**Exercise task**
Your task is to print all of the data word for word.

Dataset excerpt
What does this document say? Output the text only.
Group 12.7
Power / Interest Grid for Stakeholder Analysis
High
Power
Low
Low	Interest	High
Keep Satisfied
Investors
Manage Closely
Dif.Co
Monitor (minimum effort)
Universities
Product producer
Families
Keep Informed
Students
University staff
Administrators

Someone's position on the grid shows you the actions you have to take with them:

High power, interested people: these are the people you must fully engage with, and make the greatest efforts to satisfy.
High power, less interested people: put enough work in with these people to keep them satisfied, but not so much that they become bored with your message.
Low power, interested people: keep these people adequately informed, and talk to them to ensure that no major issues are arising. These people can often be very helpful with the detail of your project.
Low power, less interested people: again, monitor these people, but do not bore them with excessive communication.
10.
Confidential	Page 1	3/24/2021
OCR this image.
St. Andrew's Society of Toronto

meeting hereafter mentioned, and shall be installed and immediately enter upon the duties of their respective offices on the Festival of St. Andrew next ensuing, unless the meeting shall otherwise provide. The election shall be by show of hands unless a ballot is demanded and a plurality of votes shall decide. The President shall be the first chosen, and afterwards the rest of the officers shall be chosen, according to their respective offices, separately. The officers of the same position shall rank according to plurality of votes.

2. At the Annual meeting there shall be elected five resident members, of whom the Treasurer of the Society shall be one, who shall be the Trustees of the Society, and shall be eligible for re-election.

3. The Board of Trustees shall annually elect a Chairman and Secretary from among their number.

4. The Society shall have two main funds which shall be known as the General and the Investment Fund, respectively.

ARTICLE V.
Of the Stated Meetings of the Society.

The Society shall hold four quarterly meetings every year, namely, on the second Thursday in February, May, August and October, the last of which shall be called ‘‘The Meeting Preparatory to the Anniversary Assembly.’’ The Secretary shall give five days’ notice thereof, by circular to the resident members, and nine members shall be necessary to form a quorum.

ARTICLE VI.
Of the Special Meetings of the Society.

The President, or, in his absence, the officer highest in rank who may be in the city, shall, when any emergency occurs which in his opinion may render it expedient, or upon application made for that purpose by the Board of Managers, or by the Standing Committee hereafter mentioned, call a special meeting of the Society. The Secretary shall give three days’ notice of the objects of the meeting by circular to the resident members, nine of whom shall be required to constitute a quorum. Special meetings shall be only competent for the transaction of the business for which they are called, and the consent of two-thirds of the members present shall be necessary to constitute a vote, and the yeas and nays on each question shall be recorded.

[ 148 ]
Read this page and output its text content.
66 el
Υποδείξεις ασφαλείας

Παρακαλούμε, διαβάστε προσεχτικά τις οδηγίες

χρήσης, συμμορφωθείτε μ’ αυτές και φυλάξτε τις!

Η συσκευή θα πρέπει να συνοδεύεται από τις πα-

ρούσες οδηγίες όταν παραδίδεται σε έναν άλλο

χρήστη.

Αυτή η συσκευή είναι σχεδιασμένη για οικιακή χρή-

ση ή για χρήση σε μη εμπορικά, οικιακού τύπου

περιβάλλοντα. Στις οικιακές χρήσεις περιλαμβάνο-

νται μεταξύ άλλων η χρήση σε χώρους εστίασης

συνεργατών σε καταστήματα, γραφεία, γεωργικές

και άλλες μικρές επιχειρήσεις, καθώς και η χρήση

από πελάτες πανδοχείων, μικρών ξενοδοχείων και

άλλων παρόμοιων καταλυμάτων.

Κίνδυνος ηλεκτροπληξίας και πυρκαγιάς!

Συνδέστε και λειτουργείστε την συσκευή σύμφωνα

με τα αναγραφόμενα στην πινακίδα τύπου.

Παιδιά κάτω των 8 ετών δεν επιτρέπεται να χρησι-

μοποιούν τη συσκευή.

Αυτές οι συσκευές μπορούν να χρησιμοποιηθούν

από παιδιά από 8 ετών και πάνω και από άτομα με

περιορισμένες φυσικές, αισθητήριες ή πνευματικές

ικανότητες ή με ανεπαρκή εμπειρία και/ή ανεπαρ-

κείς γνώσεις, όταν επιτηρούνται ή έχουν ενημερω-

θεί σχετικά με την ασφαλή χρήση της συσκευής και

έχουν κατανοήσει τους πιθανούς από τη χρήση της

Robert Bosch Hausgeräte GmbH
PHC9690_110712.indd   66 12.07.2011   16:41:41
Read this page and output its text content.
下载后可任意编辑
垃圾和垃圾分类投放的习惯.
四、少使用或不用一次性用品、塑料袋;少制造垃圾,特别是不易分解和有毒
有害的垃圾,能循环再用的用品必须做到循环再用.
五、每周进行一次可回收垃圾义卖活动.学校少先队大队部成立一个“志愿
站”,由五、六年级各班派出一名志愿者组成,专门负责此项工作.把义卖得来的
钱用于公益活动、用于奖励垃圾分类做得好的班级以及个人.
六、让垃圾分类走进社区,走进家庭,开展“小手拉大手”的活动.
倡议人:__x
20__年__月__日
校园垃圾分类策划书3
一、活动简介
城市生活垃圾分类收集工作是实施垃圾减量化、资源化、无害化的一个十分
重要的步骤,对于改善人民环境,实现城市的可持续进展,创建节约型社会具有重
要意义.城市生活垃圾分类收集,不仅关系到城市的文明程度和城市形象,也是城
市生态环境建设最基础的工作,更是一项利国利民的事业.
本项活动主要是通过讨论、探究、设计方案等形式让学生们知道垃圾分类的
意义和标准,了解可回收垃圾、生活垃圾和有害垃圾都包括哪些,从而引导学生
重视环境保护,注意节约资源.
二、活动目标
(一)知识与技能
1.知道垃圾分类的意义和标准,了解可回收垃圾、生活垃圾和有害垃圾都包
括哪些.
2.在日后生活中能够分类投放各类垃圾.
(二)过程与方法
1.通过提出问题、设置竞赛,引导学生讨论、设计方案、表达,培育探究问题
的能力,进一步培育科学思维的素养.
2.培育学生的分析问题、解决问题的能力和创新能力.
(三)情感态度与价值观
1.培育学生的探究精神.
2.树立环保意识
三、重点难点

**Solution below**
What does this document say? Output the text only.
Group 12.7
Power / Interest Grid for Stakeholder Analysis
High
Power
Low
Low	Interest	High
Keep Satisfied
Investors
Manage Closely
Dif.Co
Monitor (minimum effort)
Universities
Product producer
Families
Keep Informed
Students
University staff
Administrators

Someone's position on the grid shows you the actions you have to take with them:

High power, interested people: these are the people you must fully engage with, and make the greatest efforts to satisfy.
High power, less interested people: put enough work in with these people to keep them satisfied, but not so much that they become bored with your message.
Low power, interested people: keep these people adequately informed, and talk to them to ensure that no major issues are arising. These people can often be very helpful with the detail of your project.
Low power, less interested people: again, monitor these people, but do not bore them with excessive communication.
10.
Confidential	Page 1	3/24/2021
OCR this image.
St. Andrew's Society of Toronto

meeting hereafter mentioned, and shall be installed and immediately enter upon the duties of their respective offices on the Festival of St. Andrew next ensuing, unless the meeting shall otherwise provide. The election shall be by show of hands unless a ballot is demanded and a plurality of votes shall decide. The President shall be the first chosen, and afterwards the rest of the officers shall be chosen, according to their respective offices, separately. The officers of the same position shall rank according to plurality of votes.

2. At the Annual meeting there shall be elected five resident members, of whom the Treasurer of the Society shall be one, who shall be the Trustees of the Society, and shall be eligible for re-election.

3. The Board of Trustees shall annually elect a Chairman and Secretary from among their number.

4. The Society shall have two main funds which shall be known as the General and the Investment Fund, respectively.

ARTICLE V.
Of the Stated Meetings of the Society.

The Society shall hold four quarterly meetings every year, namely, on the second Thursday in February, May, August and October, the last of which shall be called ‘‘The Meeting Preparatory to the Anniversary Assembly.’’ The Secretary shall give five days’ notice thereof, by circular to the resident members, and nine members shall be necessary to form a quorum.

ARTICLE VI.
Of the Special Meetings of the Society.

The President, or, in his absence, the officer highest in rank who may be in the city, shall, when any emergency occurs which in his opinion may render it expedient, or upon application made for that purpose by the Board of Managers, or by the Standing Committee hereafter mentioned, call a special meeting of the Society. The Secretary shall give three days’ notice of the objects of the meeting by circular to the resident members, nine of whom shall be required to constitute a quorum. Special meetings shall be only competent for the transaction of the business for which they are called, and the consent of two-thirds of the members present shall be necessary to constitute a vote, and the yeas and nays on each question shall be recorded.

[ 148 ]
Read this page and output its text content.
66 el
Υποδείξεις ασφαλείας

Παρακαλούμε, διαβάστε προσεχτικά τις οδηγίες

χρήσης, συμμορφωθείτε μ’ αυτές και φυλάξτε τις!

Η συσκευή θα πρέπει να συνοδεύεται από τις πα-

ρούσες οδηγίες όταν παραδίδεται σε έναν άλλο

χρήστη.

Αυτή η συσκευή είναι σχεδιασμένη για οικιακή χρή-

ση ή για χρήση σε μη εμπορικά, οικιακού τύπου

περιβάλλοντα. Στις οικιακές χρήσεις περιλαμβάνο-

νται μεταξύ άλλων η χρήση σε χώρους εστίασης

συνεργατών σε καταστήματα, γραφεία, γεωργικές

και άλλες μικρές επιχειρήσεις, καθώς και η χρήση

από πελάτες πανδοχείων, μικρών ξενοδοχείων και

άλλων παρόμοιων καταλυμάτων.

Κίνδυνος ηλεκτροπληξίας και πυρκαγιάς!

Συνδέστε και λειτουργείστε την συσκευή σύμφωνα

με τα αναγραφόμενα στην πινακίδα τύπου.

Παιδιά κάτω των 8 ετών δεν επιτρέπεται να χρησι-

μοποιούν τη συσκευή.

Αυτές οι συσκευές μπορούν να χρησιμοποιηθούν

από παιδιά από 8 ετών και πάνω και από άτομα με

περιορισμένες φυσικές, αισθητήριες ή πνευματικές

ικανότητες ή με ανεπαρκή εμπειρία και/ή ανεπαρ-

κείς γνώσεις, όταν επιτηρούνται ή έχουν ενημερω-

θεί σχετικά με την ασφαλή χρήση της συσκευής και

έχουν κατανοήσει τους πιθανούς από τη χρήση της

Robert Bosch Hausgeräte GmbH
PHC9690_110712.indd   66 12.07.2011   16:41:41
Read this page and output its text content.
下载后可任意编辑
垃圾和垃圾分类投放的习惯.
四、少使用或不用一次性用品、塑料袋;少制造垃圾,特别是不易分解和有毒
有害的垃圾,能循环再用的用品必须做到循环再用.
五、每周进行一次可回收垃圾义卖活动.学校少先队大队部成立一个“志愿
站”,由五、六年级各班派出一名志愿者组成,专门负责此项工作.把义卖得来的
钱用于公益活动、用于奖励垃圾分类做得好的班级以及个人.
六、让垃圾分类走进社区,走进家庭,开展“小手拉大手”的活动.
倡议人:__x
20__年__月__日
校园垃圾分类策划书3
一、活动简介
城市生活垃圾分类收集工作是实施垃圾减量化、资源化、无害化的一个十分
重要的步骤,对于改善人民环境,实现城市的可持续进展,创建节约型社会具有重
要意义.城市生活垃圾分类收集,不仅关系到城市的文明程度和城市形象,也是城
市生态环境建设最基础的工作,更是一项利国利民的事业.
本项活动主要是通过讨论、探究、设计方案等形式让学生们知道垃圾分类的
意义和标准,了解可回收垃圾、生活垃圾和有害垃圾都包括哪些,从而引导学生
重视环境保护,注意节约资源.
二、活动目标
(一)知识与技能
1.知道垃圾分类的意义和标准,了解可回收垃圾、生活垃圾和有害垃圾都包
括哪些.
2.在日后生活中能够分类投放各类垃圾.
(二)过程与方法
1.通过提出问题、设置竞赛,引导学生讨论、设计方案、表达,培育探究问题
的能力,进一步培育科学思维的素养.
2.培育学生的分析问题、解决问题的能力和创新能力.
(三)情感态度与价值观
1.培育学生的探究精神.
2.树立环保意识
三、重点难点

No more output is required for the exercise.